## THE PROBLEM
Output as a JSON list of strings, one per line and skipping blank lines, the lines from the one with "petal 7: Phát triển văn" up to and including the one with "petal 7: chính".

## DATA
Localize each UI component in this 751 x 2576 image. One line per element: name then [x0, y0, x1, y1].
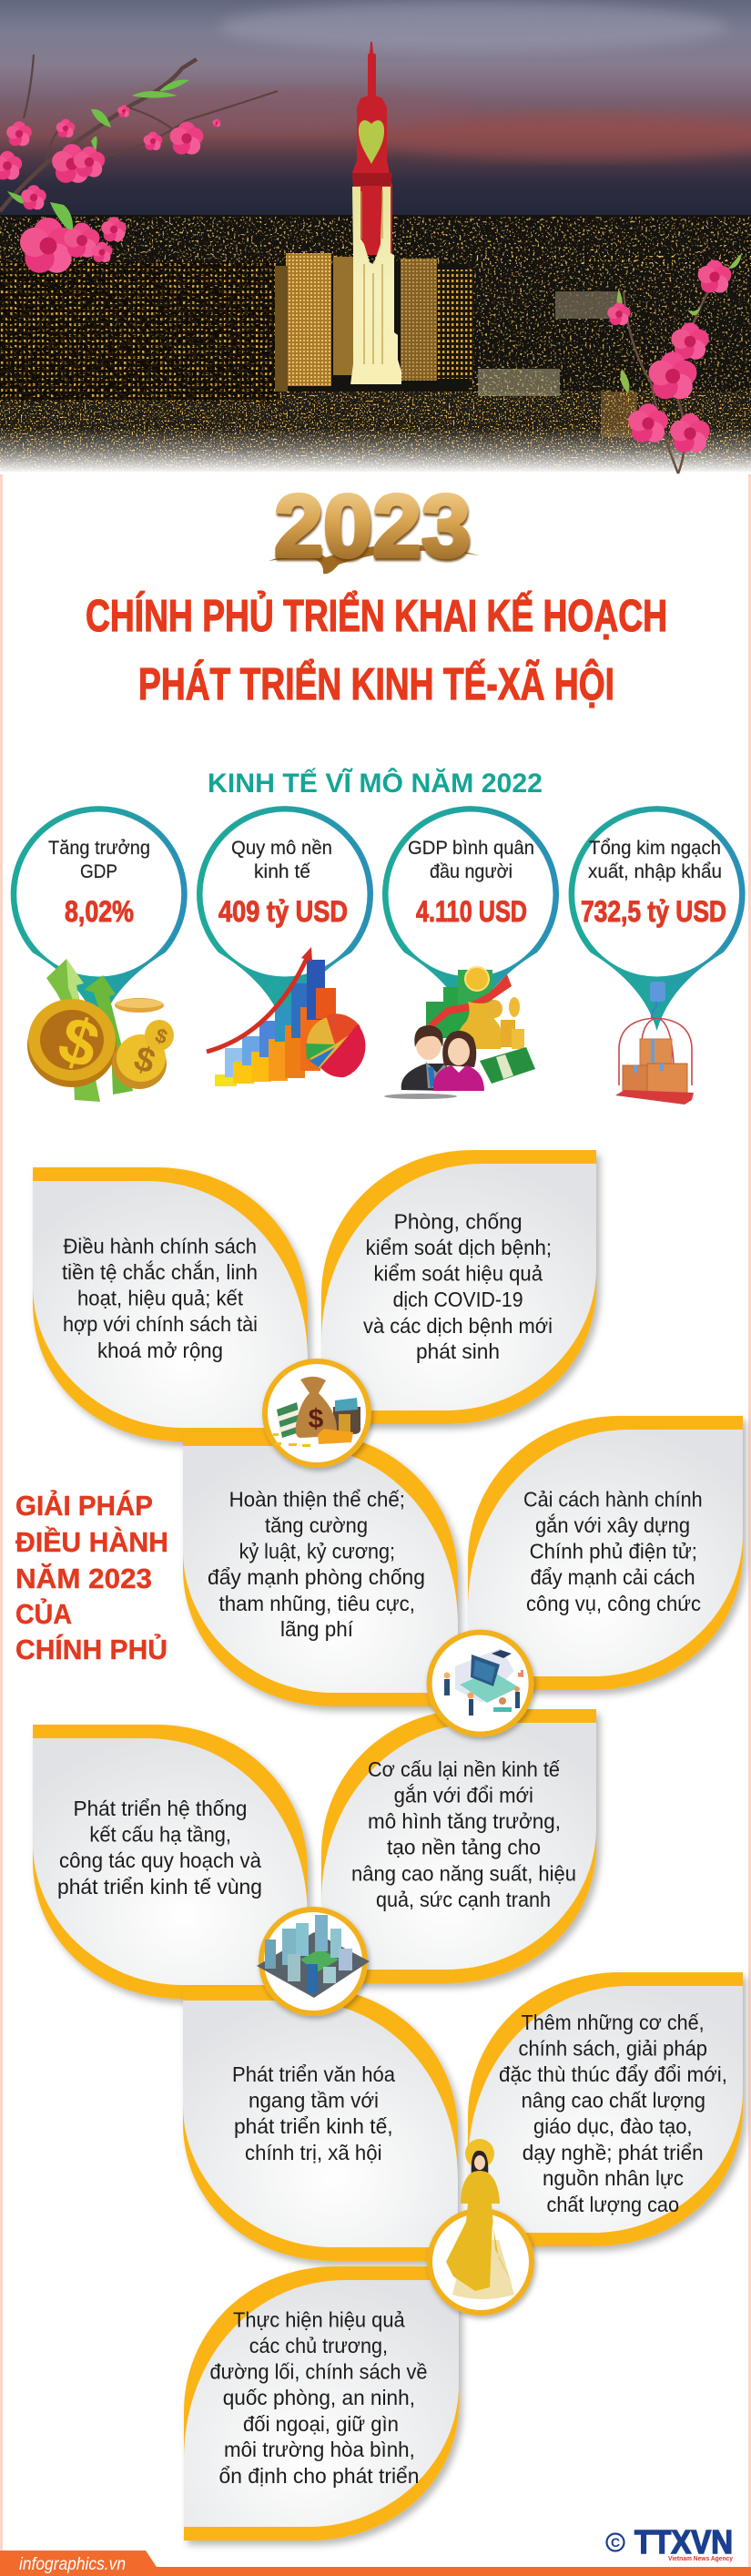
petal 7: Phát triển văn hóa — [232, 2062, 395, 2086]
petal 1: Điều hành chính sách — [64, 1235, 257, 1258]
petal 4: công vụ, công chức — [526, 1592, 701, 1615]
section heading: solutions: NĂM 2023 — [15, 1563, 152, 1594]
petal 9: Thực hiện hiệu quả — [233, 2307, 405, 2331]
pin: economy size: 409 tỷ USD — [218, 895, 348, 928]
pin: GDP growth: GDP — [80, 861, 117, 882]
petal 2: dịch COVID-19 — [393, 1288, 523, 1311]
petal 3: đẩy mạnh phòng chống — [208, 1565, 425, 1589]
petal 2: và các dịch bệnh mới — [363, 1314, 553, 1338]
section heading: solutions: GIẢI PHÁP — [15, 1490, 153, 1522]
petal 1: hợp với chính sách tài — [63, 1312, 258, 1336]
icon: bar chart with pie — [207, 947, 365, 1086]
petal 9: ổn định cho phát triển — [218, 2464, 419, 2488]
petal 3 — [183, 1432, 458, 1706]
logo: TTXVN — [606, 2523, 733, 2562]
petal 4: gắn với xây dựng — [535, 1513, 690, 1537]
logo: 2023 gold: 2023 — [274, 476, 471, 575]
petal 9: quốc phòng, an ninh, — [223, 2386, 415, 2409]
section heading: solutions: CHÍNH PHỦ — [15, 1633, 167, 1665]
petal 2: kiểm soát dịch bệnh; — [366, 1236, 552, 1259]
petal 3: tăng cường — [265, 1513, 368, 1537]
petal 8: chất lượng cao — [546, 2193, 679, 2216]
pin: import export turnover: Tổng kim ngạch — [589, 838, 721, 859]
petal 6: nâng cao năng suất, hiệu — [351, 1862, 576, 1886]
petal 3: tham nhũng, tiêu cực, — [218, 1592, 415, 1615]
peach blossom branch right — [607, 253, 742, 473]
landmark tower — [350, 42, 401, 384]
petal 7: chính trị, xã hội — [245, 2141, 382, 2164]
circle icon: money bag — [265, 1361, 369, 1465]
section heading: solutions — [15, 1490, 168, 1665]
icon: coins and arrows: $ — [129, 1039, 159, 1082]
pin: GDP per capita: đầu người — [430, 861, 513, 882]
logo: TTXVN: Vietnam News Agency — [668, 2556, 733, 2562]
title: PHÁT TRIỂN KINH TẾ-XÃ HỘI — [138, 659, 614, 709]
circle icon: city — [257, 1909, 370, 2013]
header photo: city at dusk — [0, 0, 751, 474]
pin: GDP growth: 8,02% — [65, 895, 134, 928]
pin: GDP per capita: GDP bình quân — [408, 838, 534, 859]
pin: GDP growth: Tăng trưởng — [48, 838, 150, 859]
petal 8: Thêm những cơ chế, — [522, 2011, 705, 2034]
petal 5: Phát triển hệ thống — [73, 1797, 248, 1820]
icon: couple with money — [384, 967, 535, 1099]
footer band — [0, 2551, 751, 2576]
petal 6: quả, sức cạnh tranh — [376, 1888, 551, 1911]
logo: TTXVN: C — [611, 2535, 620, 2550]
pin: economy size: kinh tế — [254, 861, 310, 882]
title — [86, 591, 667, 709]
petal 1: hoạt, hiệu quả; kết — [77, 1287, 244, 1310]
petal 6: tạo nền tảng cho — [387, 1836, 541, 1859]
petal 9 — [184, 2266, 459, 2540]
petal 3: kỷ luật, kỷ cương; — [239, 1540, 395, 1563]
petal 8: giáo dục, đào tạo, — [533, 2114, 692, 2138]
pin: import export turnover — [569, 806, 746, 1031]
petal 5: kết cấu hạ tầng, — [89, 1822, 231, 1846]
icon: coins and arrows: $ — [50, 1003, 107, 1083]
petal 1: tiền tệ chắc chắn, linh — [62, 1260, 258, 1284]
petal 7 — [183, 1987, 458, 2261]
petal 2: Phòng, chống — [394, 1209, 523, 1233]
petal 6: Cơ cấu lại nền kinh tế — [368, 1757, 560, 1781]
petal 5: phát triển kinh tế vùng — [57, 1875, 262, 1899]
petal 9: các chủ trương, — [249, 2334, 388, 2357]
circle icon: digital technology — [430, 1633, 532, 1735]
petal 8 — [468, 1972, 743, 2246]
pin: economy size: Quy mô nền — [231, 838, 332, 859]
petal 2: kiểm soát hiệu quả — [373, 1262, 543, 1286]
heading: macro economy: KINH TẾ VĨ MÔ NĂM 2022 — [208, 768, 543, 799]
petal 8: đặc thù thúc đẩy đổi mới, — [499, 2062, 727, 2086]
petal 1: khoá mở rộng — [97, 1339, 223, 1362]
petal 4: đẩy mạnh cải cách — [531, 1565, 695, 1589]
logo: TTXVN: TTXVN — [634, 2523, 733, 2561]
petal 9: đối ngoại, giữ gìn — [243, 2412, 399, 2436]
circle icon: money bag: $ — [309, 1404, 324, 1434]
petal 8: nguồn nhân lực — [543, 2166, 684, 2190]
petal 9: môi trường hòa bình, — [224, 2438, 415, 2461]
petal 4 — [468, 1416, 743, 1690]
petal 3: lãng phí — [280, 1617, 354, 1641]
petal 8: nâng cao chất lượng — [522, 2089, 705, 2113]
petal 6: gắn với đổi mới — [394, 1784, 533, 1807]
petal 5: công tác quy hoạch và — [59, 1848, 261, 1872]
petal 4: Chính phủ điện tử; — [530, 1540, 697, 1563]
petal 7: phát triển kinh tế, — [234, 2114, 393, 2138]
section heading: solutions: CỦA — [15, 1597, 72, 1630]
icon: coins and arrows: $ — [153, 1023, 170, 1049]
pin: GDP growth — [11, 806, 188, 1031]
pin: GDP per capita — [382, 806, 559, 1031]
petal 2 — [321, 1150, 596, 1424]
section heading: solutions: ĐIỀU HÀNH — [15, 1526, 168, 1558]
petal 7: ngang tầm với — [249, 2089, 379, 2113]
petal 1 — [33, 1167, 308, 1441]
petal 4: Cải cách hành chính — [523, 1488, 703, 1512]
petal 9: đường lối, chính sách về — [209, 2360, 428, 2384]
peach blossom branch left — [0, 55, 278, 273]
pin: import export turnover: xuất, nhập khẩu — [588, 861, 722, 882]
petal 6: mô hình tăng trưởng, — [368, 1809, 561, 1833]
petal 6 — [321, 1709, 596, 1983]
petal 8: dạy nghề; phát triển — [523, 2141, 704, 2164]
circle icon: woman in ao dai — [430, 2139, 532, 2313]
petal 8: chính sách, giải pháp — [519, 2037, 707, 2061]
pin: economy size — [197, 806, 373, 1031]
pin: GDP per capita: 4.110 USD — [416, 895, 527, 928]
petal 3: Hoàn thiện thể chế; — [229, 1488, 405, 1512]
footer band: infographics.vn — [19, 2555, 126, 2574]
petal 5 — [33, 1725, 308, 1999]
petal 2: phát sinh — [416, 1339, 500, 1363]
icon: coins and arrows — [27, 959, 174, 1102]
icon: cargo boxes — [615, 982, 694, 1105]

## THE RESULT
[
  "petal 7: Phát triển văn hóa — [232, 2062, 395, 2086]",
  "petal 1: Điều hành chính sách — [64, 1235, 257, 1258]",
  "petal 4: công vụ, công chức — [526, 1592, 701, 1615]",
  "section heading: solutions: NĂM 2023 — [15, 1563, 152, 1594]",
  "petal 9: Thực hiện hiệu quả — [233, 2307, 405, 2331]",
  "pin: economy size: 409 tỷ USD — [218, 895, 348, 928]",
  "pin: GDP growth: GDP — [80, 861, 117, 882]",
  "petal 2: dịch COVID-19 — [393, 1288, 523, 1311]",
  "petal 3: đẩy mạnh phòng chống — [208, 1565, 425, 1589]",
  "petal 2: và các dịch bệnh mới — [363, 1314, 553, 1338]",
  "section heading: solutions: GIẢI PHÁP — [15, 1490, 153, 1522]",
  "petal 1: hợp với chính sách tài — [63, 1312, 258, 1336]",
  "icon: bar chart with pie — [207, 947, 365, 1086]",
  "petal 9: ổn định cho phát triển — [218, 2464, 419, 2488]",
  "petal 3 — [183, 1432, 458, 1706]",
  "logo: TTXVN — [606, 2523, 733, 2562]",
  "petal 4: gắn với xây dựng — [535, 1513, 690, 1537]",
  "logo: 2023 gold: 2023 — [274, 476, 471, 575]",
  "petal 9: quốc phòng, an ninh, — [223, 2386, 415, 2409]",
  "section heading: solutions: CHÍNH PHỦ — [15, 1633, 167, 1665]",
  "petal 2: kiểm soát dịch bệnh; — [366, 1236, 552, 1259]",
  "petal 3: tăng cường — [265, 1513, 368, 1537]",
  "petal 8: chất lượng cao — [546, 2193, 679, 2216]",
  "pin: import export turnover: Tổng kim ngạch — [589, 838, 721, 859]",
  "petal 6: nâng cao năng suất, hiệu — [351, 1862, 576, 1886]",
  "petal 3: tham nhũng, tiêu cực, — [218, 1592, 415, 1615]",
  "peach blossom branch right — [607, 253, 742, 473]",
  "landmark tower — [350, 42, 401, 384]",
  "petal 7: chính trị, xã hội — [245, 2141, 382, 2164]"
]